* [What is needed]: From the entries provided below, copy each line that contains the word "correct".
*** Listed records
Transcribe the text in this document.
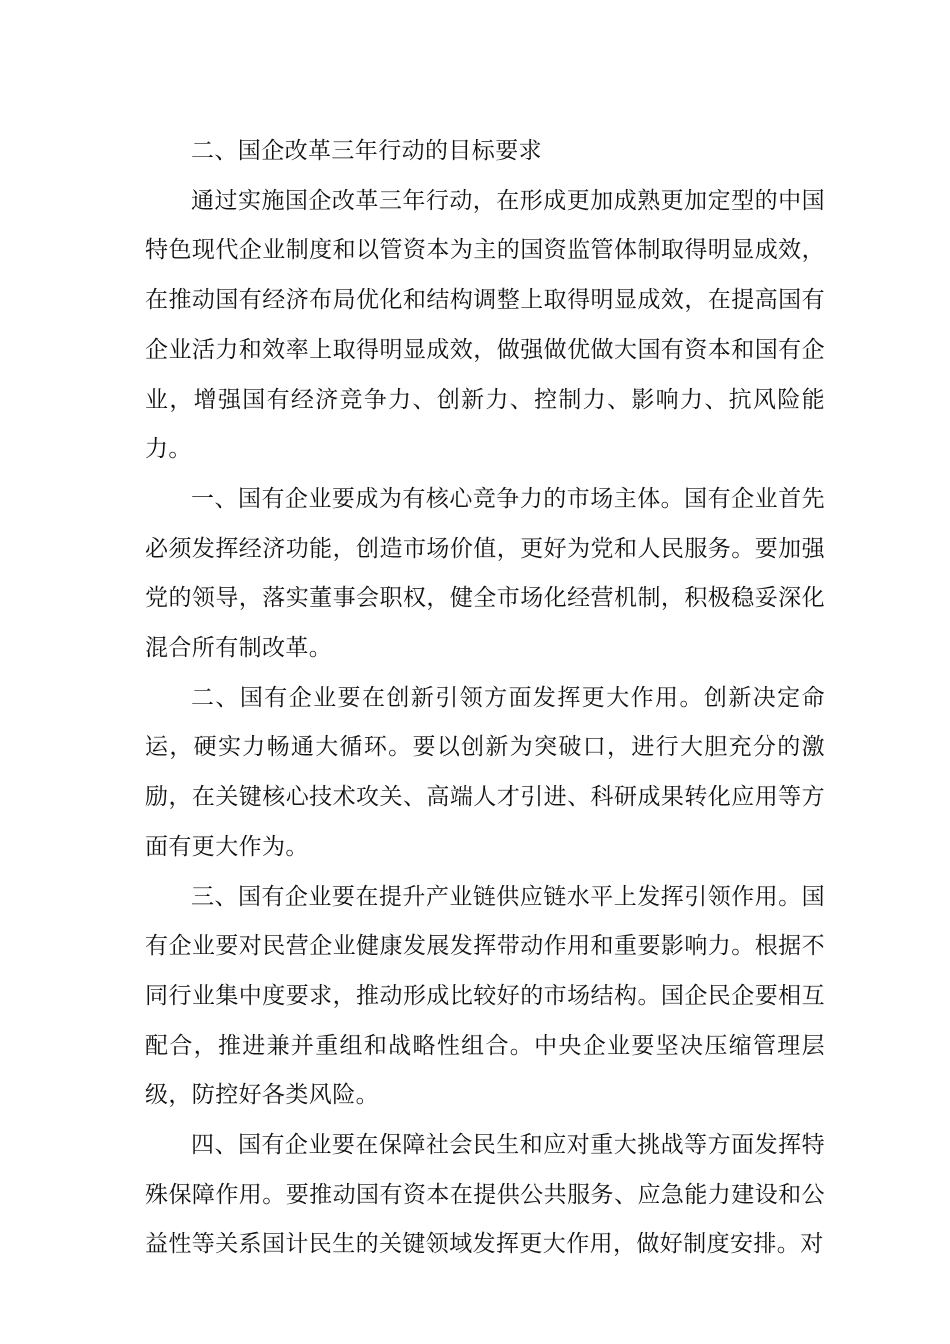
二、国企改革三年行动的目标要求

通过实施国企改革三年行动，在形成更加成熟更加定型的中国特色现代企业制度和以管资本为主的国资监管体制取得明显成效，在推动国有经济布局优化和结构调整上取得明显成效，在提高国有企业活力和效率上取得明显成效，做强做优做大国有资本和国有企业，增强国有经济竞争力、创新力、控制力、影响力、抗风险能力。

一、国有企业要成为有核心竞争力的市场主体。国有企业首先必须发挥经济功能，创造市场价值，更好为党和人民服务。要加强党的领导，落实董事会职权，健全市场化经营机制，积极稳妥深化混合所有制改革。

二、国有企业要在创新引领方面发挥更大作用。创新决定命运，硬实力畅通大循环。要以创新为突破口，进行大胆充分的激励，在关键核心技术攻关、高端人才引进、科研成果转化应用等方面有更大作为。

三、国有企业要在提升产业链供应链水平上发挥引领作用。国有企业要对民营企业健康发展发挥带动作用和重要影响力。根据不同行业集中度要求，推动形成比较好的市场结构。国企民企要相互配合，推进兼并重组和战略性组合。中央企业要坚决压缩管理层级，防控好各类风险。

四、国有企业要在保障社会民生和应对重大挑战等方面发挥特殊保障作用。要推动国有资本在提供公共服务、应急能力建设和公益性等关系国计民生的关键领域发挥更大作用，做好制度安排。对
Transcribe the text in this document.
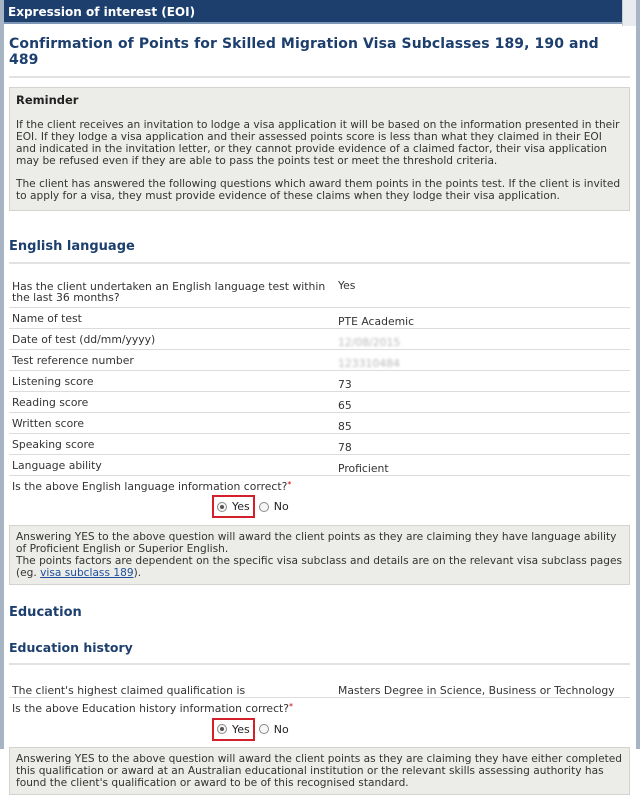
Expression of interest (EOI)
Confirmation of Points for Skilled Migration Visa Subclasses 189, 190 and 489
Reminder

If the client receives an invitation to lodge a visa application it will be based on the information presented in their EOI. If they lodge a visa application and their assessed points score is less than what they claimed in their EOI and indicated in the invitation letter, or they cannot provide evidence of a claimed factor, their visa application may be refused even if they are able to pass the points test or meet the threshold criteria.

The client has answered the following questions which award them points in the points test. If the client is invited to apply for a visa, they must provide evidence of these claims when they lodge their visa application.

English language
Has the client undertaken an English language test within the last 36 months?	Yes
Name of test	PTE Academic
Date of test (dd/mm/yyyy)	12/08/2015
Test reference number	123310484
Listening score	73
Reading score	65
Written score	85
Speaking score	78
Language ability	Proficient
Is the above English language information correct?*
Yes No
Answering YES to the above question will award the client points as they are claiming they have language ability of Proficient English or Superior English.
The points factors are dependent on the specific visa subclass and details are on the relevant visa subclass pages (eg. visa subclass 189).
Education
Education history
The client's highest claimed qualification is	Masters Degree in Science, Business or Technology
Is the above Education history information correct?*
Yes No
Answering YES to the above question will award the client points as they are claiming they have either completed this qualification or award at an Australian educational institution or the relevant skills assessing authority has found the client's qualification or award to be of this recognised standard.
******
* [Full output]:
Is the above English language information correct?*
Is the above Education history information correct?*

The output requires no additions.